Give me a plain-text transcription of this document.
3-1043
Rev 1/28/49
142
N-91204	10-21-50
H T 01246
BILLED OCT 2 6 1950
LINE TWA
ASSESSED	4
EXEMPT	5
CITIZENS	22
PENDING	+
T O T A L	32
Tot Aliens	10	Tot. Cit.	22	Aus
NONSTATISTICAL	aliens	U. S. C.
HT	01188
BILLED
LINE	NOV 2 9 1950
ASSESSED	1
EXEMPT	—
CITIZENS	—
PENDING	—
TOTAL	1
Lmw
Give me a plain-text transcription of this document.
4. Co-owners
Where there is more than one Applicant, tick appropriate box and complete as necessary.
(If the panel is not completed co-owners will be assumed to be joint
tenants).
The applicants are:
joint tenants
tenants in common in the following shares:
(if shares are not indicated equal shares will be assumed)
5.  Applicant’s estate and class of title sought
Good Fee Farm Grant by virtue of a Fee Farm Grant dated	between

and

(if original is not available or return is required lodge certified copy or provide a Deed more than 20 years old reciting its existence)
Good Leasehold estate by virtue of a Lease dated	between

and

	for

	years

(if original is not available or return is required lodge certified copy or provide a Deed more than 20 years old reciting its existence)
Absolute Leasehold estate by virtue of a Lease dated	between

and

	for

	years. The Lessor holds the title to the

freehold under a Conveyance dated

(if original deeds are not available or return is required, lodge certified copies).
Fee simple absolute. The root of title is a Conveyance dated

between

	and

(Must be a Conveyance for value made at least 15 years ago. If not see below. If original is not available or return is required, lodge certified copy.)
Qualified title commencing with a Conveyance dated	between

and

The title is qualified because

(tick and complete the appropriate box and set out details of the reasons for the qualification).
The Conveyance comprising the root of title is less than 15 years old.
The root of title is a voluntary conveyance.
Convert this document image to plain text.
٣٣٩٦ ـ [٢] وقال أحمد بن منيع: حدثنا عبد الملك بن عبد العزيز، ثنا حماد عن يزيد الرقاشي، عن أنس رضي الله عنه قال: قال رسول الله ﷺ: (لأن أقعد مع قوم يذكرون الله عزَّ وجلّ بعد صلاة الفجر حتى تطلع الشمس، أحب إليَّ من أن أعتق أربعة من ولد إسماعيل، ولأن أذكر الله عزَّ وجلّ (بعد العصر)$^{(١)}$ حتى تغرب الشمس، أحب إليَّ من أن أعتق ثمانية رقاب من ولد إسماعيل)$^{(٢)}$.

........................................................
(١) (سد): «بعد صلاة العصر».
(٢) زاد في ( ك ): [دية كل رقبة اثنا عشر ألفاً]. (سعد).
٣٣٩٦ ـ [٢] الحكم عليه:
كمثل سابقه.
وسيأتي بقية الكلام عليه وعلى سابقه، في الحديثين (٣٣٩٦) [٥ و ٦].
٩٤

(Exercise prompt):
Set down, word for word, every line from the line that holds "Convert this document image to plain text." to the end of the entries above, including both ends.

(Task answer):
Convert this document image to plain text.
٣٣٩٦ ـ [٢] وقال أحمد بن منيع: حدثنا عبد الملك بن عبد العزيز، ثنا حماد عن يزيد الرقاشي، عن أنس رضي الله عنه قال: قال رسول الله ﷺ: (لأن أقعد مع قوم يذكرون الله عزَّ وجلّ بعد صلاة الفجر حتى تطلع الشمس، أحب إليَّ من أن أعتق أربعة من ولد إسماعيل، ولأن أذكر الله عزَّ وجلّ (بعد العصر)$^{(١)}$ حتى تغرب الشمس، أحب إليَّ من أن أعتق ثمانية رقاب من ولد إسماعيل)$^{(٢)}$.

........................................................
(١) (سد): «بعد صلاة العصر».
(٢) زاد في ( ك ): [دية كل رقبة اثنا عشر ألفاً]. (سعد).
٣٣٩٦ ـ [٢] الحكم عليه:
كمثل سابقه.
وسيأتي بقية الكلام عليه وعلى سابقه، في الحديثين (٣٣٩٦) [٥ و ٦].
٩٤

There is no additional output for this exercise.